**The request**
Reproduce all the entries exactly.

··· Records for the exercise ···

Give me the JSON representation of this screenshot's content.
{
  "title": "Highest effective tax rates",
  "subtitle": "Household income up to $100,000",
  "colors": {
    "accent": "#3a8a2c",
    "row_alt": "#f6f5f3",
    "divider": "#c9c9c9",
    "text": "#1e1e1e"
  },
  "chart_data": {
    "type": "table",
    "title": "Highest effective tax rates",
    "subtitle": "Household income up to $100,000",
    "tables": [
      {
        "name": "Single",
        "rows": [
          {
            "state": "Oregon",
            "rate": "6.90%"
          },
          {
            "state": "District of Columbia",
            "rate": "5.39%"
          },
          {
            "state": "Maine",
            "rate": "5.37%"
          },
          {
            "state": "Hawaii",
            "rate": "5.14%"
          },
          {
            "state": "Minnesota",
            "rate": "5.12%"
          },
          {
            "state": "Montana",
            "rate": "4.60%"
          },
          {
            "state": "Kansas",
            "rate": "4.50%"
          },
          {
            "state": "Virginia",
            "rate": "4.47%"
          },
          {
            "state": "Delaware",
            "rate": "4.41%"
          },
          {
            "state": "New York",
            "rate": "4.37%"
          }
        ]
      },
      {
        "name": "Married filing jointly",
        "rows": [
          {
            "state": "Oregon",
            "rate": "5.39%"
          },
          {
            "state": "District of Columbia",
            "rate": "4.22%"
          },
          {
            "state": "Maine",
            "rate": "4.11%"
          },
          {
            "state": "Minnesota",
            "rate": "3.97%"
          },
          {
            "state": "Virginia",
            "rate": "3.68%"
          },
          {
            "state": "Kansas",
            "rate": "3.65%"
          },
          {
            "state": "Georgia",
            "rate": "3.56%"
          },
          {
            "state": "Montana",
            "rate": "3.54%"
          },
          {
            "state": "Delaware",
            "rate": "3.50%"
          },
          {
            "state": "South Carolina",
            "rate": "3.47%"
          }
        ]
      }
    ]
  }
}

···

**Output of the task**
Give me the JSON representation of this screenshot's content.
{
  "title": "Highest effective tax rates",
  "subtitle": "Household income up to $100,000",
  "colors": {
    "accent": "#3a8a2c",
    "row_alt": "#f6f5f3",
    "divider": "#c9c9c9",
    "text": "#1e1e1e"
  },
  "chart_data": {
    "type": "table",
    "title": "Highest effective tax rates",
    "subtitle": "Household income up to $100,000",
    "tables": [
      {
        "name": "Single",
        "rows": [
          {
            "state": "Oregon",
            "rate": "6.90%"
          },
          {
            "state": "District of Columbia",
            "rate": "5.39%"
          },
          {
            "state": "Maine",
            "rate": "5.37%"
          },
          {
            "state": "Hawaii",
            "rate": "5.14%"
          },
          {
            "state": "Minnesota",
            "rate": "5.12%"
          },
          {
            "state": "Montana",
            "rate": "4.60%"
          },
          {
            "state": "Kansas",
            "rate": "4.50%"
          },
          {
            "state": "Virginia",
            "rate": "4.47%"
          },
          {
            "state": "Delaware",
            "rate": "4.41%"
          },
          {
            "state": "New York",
            "rate": "4.37%"
          }
        ]
      },
      {
        "name": "Married filing jointly",
        "rows": [
          {
            "state": "Oregon",
            "rate": "5.39%"
          },
          {
            "state": "District of Columbia",
            "rate": "4.22%"
          },
          {
            "state": "Maine",
            "rate": "4.11%"
          },
          {
            "state": "Minnesota",
            "rate": "3.97%"
          },
          {
            "state": "Virginia",
            "rate": "3.68%"
          },
          {
            "state": "Kansas",
            "rate": "3.65%"
          },
          {
            "state": "Georgia",
            "rate": "3.56%"
          },
          {
            "state": "Montana",
            "rate": "3.54%"
          },
          {
            "state": "Delaware",
            "rate": "3.50%"
          },
          {
            "state": "South Carolina",
            "rate": "3.47%"
          }
        ]
      }
    ]
  }
}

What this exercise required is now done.